* Begin Supplied entries *

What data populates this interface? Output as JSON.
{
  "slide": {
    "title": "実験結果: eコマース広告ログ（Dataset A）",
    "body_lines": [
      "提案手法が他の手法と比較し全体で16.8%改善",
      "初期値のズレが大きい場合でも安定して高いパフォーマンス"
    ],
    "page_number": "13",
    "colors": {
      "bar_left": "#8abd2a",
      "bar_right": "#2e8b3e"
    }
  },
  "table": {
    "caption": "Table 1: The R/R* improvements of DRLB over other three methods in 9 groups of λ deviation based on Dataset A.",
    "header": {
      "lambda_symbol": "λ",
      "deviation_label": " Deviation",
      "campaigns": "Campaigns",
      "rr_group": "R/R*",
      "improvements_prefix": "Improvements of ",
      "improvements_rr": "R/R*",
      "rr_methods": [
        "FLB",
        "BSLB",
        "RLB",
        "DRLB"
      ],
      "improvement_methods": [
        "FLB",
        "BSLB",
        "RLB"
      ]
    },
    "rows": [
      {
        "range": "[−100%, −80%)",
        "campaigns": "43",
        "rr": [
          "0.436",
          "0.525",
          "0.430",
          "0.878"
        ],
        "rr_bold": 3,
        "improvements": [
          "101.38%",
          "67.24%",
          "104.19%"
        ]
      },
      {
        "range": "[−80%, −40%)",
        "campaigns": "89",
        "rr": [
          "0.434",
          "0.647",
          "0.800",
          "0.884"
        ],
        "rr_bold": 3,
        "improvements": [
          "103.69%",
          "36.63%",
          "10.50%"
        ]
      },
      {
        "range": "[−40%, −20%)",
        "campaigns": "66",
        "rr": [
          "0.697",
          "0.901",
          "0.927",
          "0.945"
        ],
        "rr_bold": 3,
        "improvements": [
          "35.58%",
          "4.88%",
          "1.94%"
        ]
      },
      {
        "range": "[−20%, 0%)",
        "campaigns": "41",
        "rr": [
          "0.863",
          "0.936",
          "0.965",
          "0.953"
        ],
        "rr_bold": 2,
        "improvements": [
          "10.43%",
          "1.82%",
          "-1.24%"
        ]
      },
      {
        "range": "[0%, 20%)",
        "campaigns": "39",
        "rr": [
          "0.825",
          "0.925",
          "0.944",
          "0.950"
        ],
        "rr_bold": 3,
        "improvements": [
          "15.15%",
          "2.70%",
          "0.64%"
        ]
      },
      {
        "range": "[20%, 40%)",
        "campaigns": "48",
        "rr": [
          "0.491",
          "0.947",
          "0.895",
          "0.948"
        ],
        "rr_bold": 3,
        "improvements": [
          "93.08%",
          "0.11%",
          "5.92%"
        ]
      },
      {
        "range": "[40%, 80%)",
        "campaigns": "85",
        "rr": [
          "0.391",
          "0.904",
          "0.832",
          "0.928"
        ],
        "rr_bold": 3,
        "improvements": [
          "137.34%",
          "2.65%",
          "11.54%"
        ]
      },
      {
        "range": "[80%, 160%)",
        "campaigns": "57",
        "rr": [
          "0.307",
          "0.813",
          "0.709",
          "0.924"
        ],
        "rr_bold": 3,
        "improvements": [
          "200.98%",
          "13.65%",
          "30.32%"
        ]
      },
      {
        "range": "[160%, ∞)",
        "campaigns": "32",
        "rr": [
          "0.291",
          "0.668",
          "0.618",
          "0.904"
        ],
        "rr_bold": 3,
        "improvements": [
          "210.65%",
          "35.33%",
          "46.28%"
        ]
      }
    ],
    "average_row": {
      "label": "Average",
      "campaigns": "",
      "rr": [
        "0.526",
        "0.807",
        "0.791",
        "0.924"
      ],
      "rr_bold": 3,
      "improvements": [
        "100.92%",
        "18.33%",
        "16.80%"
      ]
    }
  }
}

* End Supplied entries *

■ What to produce:
Keep only the lines that hold the string "range", and copy them out.

■ Response:
        "range": "[−100%, −80%)",
        "range": "[−80%, −40%)",
        "range": "[−40%, −20%)",
        "range": "[−20%, 0%)",
        "range": "[0%, 20%)",
        "range": "[20%, 40%)",
        "range": "[40%, 80%)",
        "range": "[80%, 160%)",
        "range": "[160%, ∞)",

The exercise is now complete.